*WHAT YOU ARE ASKED TO DO:* Set out every line bearing the string "kundskab".

*RECORDED INFORMATION:*
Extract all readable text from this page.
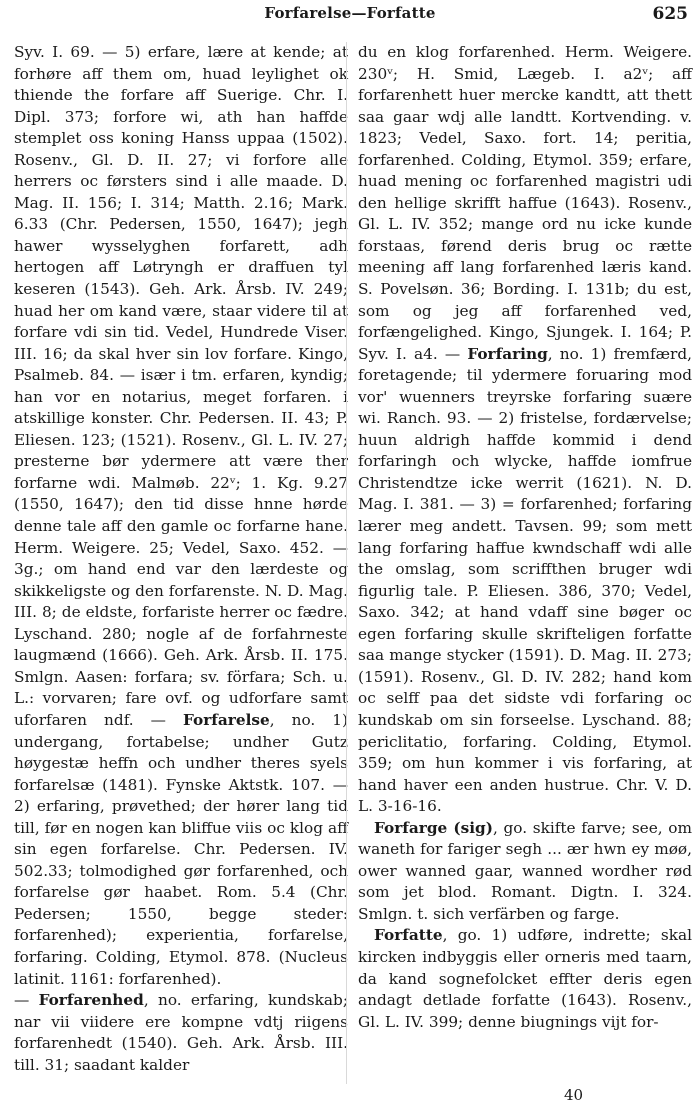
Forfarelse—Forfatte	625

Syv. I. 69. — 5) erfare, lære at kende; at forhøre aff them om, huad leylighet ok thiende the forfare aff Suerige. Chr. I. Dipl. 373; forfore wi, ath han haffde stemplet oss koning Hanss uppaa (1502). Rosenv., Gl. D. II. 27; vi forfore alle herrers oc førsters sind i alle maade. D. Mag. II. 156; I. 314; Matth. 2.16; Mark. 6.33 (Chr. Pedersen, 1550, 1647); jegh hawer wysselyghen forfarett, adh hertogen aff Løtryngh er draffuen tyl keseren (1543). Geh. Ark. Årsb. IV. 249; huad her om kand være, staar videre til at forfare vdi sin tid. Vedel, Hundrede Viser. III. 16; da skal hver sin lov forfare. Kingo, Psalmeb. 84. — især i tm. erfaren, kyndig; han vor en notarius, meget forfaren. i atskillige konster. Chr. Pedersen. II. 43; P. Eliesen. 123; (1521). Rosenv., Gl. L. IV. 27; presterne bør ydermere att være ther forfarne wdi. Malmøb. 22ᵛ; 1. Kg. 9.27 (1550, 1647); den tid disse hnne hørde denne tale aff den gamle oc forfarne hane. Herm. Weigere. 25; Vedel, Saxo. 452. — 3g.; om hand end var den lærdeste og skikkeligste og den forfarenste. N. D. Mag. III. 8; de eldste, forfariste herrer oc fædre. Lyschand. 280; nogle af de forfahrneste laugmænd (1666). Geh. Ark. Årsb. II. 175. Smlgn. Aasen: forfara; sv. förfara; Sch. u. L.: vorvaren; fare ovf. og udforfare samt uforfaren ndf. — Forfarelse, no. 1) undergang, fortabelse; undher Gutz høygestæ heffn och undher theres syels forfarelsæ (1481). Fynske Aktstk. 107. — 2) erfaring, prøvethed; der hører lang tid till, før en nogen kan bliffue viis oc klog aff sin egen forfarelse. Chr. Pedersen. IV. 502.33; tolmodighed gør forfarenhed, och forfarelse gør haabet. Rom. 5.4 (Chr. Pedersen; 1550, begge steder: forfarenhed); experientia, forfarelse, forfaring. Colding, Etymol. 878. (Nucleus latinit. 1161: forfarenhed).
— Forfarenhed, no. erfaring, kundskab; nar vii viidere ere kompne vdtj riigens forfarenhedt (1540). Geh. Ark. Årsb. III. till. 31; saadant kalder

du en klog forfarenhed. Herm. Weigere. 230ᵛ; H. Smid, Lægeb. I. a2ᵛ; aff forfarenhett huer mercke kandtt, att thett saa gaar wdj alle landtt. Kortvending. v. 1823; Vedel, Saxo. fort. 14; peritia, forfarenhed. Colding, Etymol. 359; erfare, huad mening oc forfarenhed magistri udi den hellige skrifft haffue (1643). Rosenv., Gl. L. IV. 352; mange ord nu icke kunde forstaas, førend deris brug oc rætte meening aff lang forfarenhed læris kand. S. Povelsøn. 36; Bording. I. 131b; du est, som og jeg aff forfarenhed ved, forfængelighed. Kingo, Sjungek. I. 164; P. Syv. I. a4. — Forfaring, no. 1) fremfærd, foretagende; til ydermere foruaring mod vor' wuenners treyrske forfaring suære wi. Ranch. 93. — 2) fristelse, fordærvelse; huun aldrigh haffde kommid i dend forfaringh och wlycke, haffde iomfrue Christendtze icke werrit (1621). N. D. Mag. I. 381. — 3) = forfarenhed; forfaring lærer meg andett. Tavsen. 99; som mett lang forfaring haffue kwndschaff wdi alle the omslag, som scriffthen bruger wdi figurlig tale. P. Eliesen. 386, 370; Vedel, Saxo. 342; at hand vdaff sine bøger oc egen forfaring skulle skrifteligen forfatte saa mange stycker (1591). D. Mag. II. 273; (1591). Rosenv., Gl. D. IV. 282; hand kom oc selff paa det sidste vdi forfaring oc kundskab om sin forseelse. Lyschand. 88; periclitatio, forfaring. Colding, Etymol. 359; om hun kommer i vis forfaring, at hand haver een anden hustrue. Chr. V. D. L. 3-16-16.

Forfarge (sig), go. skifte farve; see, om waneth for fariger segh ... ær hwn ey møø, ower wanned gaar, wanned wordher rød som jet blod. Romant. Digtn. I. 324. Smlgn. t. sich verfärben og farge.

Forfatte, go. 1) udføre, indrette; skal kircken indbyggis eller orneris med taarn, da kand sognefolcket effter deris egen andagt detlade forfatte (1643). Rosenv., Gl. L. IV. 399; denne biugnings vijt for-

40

*ANSWER:*
— Forfarenhed, no. erfaring, kundskab; nar vii viidere ere kompne vdtj riigens forfarenhedt (1540). Geh. Ark. Årsb. III. till. 31; saadant kalder
du en klog forfarenhed. Herm. Weigere. 230ᵛ; H. Smid, Lægeb. I. a2ᵛ; aff forfarenhett huer mercke kandtt, att thett saa gaar wdj alle landtt. Kortvending. v. 1823; Vedel, Saxo. fort. 14; peritia, forfarenhed. Colding, Etymol. 359; erfare, huad mening oc forfarenhed magistri udi den hellige skrifft haffue (1643). Rosenv., Gl. L. IV. 352; mange ord nu icke kunde forstaas, førend deris brug oc rætte meening aff lang forfarenhed læris kand. S. Povelsøn. 36; Bording. I. 131b; du est, som og jeg aff forfarenhed ved, forfængelighed. Kingo, Sjungek. I. 164; P. Syv. I. a4. — Forfaring, no. 1) fremfærd, foretagende; til ydermere foruaring mod vor' wuenners treyrske forfaring suære wi. Ranch. 93. — 2) fristelse, fordærvelse; huun aldrigh haffde kommid i dend forfaringh och wlycke, haffde iomfrue Christendtze icke werrit (1621). N. D. Mag. I. 381. — 3) = forfarenhed; forfaring lærer meg andett. Tavsen. 99; som mett lang forfaring haffue kwndschaff wdi alle the omslag, som scriffthen bruger wdi figurlig tale. P. Eliesen. 386, 370; Vedel, Saxo. 342; at hand vdaff sine bøger oc egen forfaring skulle skrifteligen forfatte saa mange stycker (1591). D. Mag. II. 273; (1591). Rosenv., Gl. D. IV. 282; hand kom oc selff paa det sidste vdi forfaring oc kundskab om sin forseelse. Lyschand. 88; periclitatio, forfaring. Colding, Etymol. 359; om hun kommer i vis forfaring, at hand haver een anden hustrue. Chr. V. D. L. 3-16-16.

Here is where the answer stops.